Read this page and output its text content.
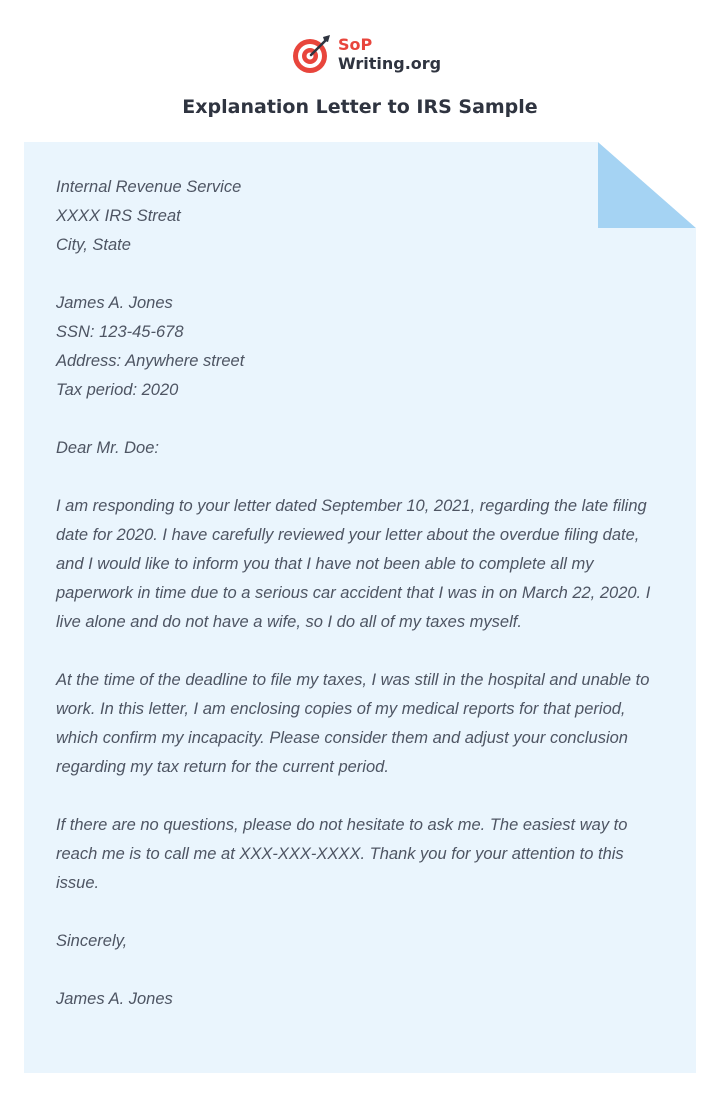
SoP
Writing.org
Explanation Letter to IRS Sample

Internal Revenue Service
XXXX IRS Streat
City, State

James A. Jones
SSN: 123-45-678
Address: Anywhere street
Tax period: 2020

Dear Mr. Doe:

I am responding to your letter dated September 10, 2021, regarding the late filing date for 2020. I have carefully reviewed your letter about the overdue filing date, and I would like to inform you that I have not been able to complete all my paperwork in time due to a serious car accident that I was in on March 22, 2020. I live alone and do not have a wife, so I do all of my taxes myself.

At the time of the deadline to file my taxes, I was still in the hospital and unable to work. In this letter, I am enclosing copies of my medical reports for that period, which confirm my incapacity. Please consider them and adjust your conclusion regarding my tax return for the current period.

If there are no questions, please do not hesitate to ask me. The easiest way to reach me is to call me at XXX-XXX-XXXX. Thank you for your attention to this issue.

Sincerely,

James A. Jones
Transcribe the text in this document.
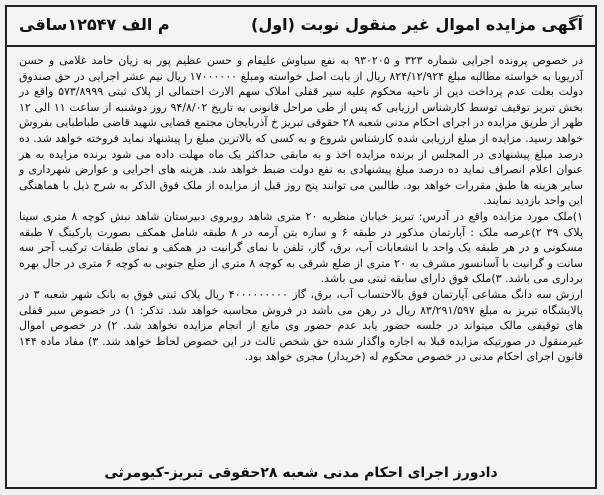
آگهی مزایده اموال غیر منقول نوبت (اول)
م الف ۱۲۵۴۷ساقی

در خصوص پرونده اجرایی شماره ۳۲۳ و ۹۳۰۲۰۵ به نفع سیاوش علیفام و حسن عظیم پور به زیان حامد غلامی و حسن آذریویا به خواسته مطالبه مبلغ ۸۲۴/۱۲/۹۲۴ ریال از بابت اصل خواسته ومبلغ ۱۷۰۰۰۰۰۰ ریال نیم عشر اجرایی در حق صندوق دولت بعلت عدم پرداخت دین از ناحیه محکوم علیه سیر قفلی املاک سهم الارث احتمالی از پلاک ثبتی ۵۷۳/۸۹۹۹ واقع در بخش تبریز توقیف توسط کارشناس ارزیابی که پس از طی مراحل قانونی به تاریخ ۹۴/۸/۰۲ روز دوشنبه از ساعت ۱۱ الی ۱۲ ظهر از طریق مزایده در اجرای احکام مدنی شعبه ۲۸ حقوقی تبریز خ آذربایجان مجتمع قضایی شهید قاضی طباطبایی بفروش خواهد رسید. مزایده از مبلغ ارزیابی شده کارشناس شروع و به کسی که بالاترین مبلغ را پیشنهاد نماید فروخته خواهد شد. ده درصد مبلغ پیشنهادی در المجلس از برنده مزایده اخذ و به مابقی حداکثر یک ماه مهلت داده می شود برنده مزایده به هر عنوان اعلام انصراف نماید ده درصد مبلغ پیشنهادی به نفع دولت ضبط خواهد شد. هزینه های اجرایی و عوارض شهرداری و سایر هزینه ها طبق مقررات خواهد بود. طالبین می توانند پنج روز قبل از مزایده از ملک فوق الذکر به شرح ذیل با هماهنگی این واحد بازدید نمایند.

۱)ملک مورد مزایده واقع در آدرس: تبریز خیابان منظریه ۲۰ متری شاهد روبروی دبیرستان شاهد نبش کوچه ۸ متری سینا پلاک ۳۹ ۲)عرصه ملک : آپارتمان مذکور در طبقه ۶ و سازه بتن آرمه در ۸ طبقه شامل همکف بصورت پارکینگ ۷ طبقه مسکونی و در هر طبقه یک واحد با انشعابات آب، برق، گاز، تلفن با نمای گرانیت در همکف و نمای طبقات ترکیب آجر سه سانت و گرانیت با آسانسور مشرف به ۲۰ متری از ضلع شرقی به کوچه ۸ متری از ضلع جنوبی به کوچه ۶ متری در حال بهره برداری می باشد. ۳)ملک فوق دارای سابقه ثبتی می باشد.

ارزش سه دانگ مشاعی آپارتمان فوق بالاحتساب آب، برق، گاز ۴۰۰۰۰۰۰۰۰۰ ریال پلاک ثبتی فوق به بانک شهر شعبه ۳ در پالایشگاه تبریز به مبلغ ۸۳/۲۹۱/۵۹۷ ریال در رهن می باشد در فروش محاسبه خواهد شد. تذکر: ۱) در خصوص سیر قفلی های توقیفی مالک میتواند در جلسه حضور یابد عدم حضور وی مانع از انجام مزایده نخواهد شد. ۲) در خصوص اموال غیرمنقول در صورتیکه مزایده قبلا به اجاره واگذار شده حق شخص ثالث در این خصوص لحاظ خواهد شد. ۳) مفاد ماده ۱۴۴ قانون اجرای احکام مدنی در خصوص محکوم له (خریدار) مجری خواهد بود.

دادورز اجرای احکام مدنی شعبه ۲۸حقوقی تبریز-کیومرثی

--------------------

Say how many lines in the listing above include "خواهد". Give nothing but the number.

■ RESULT BELOW ■
2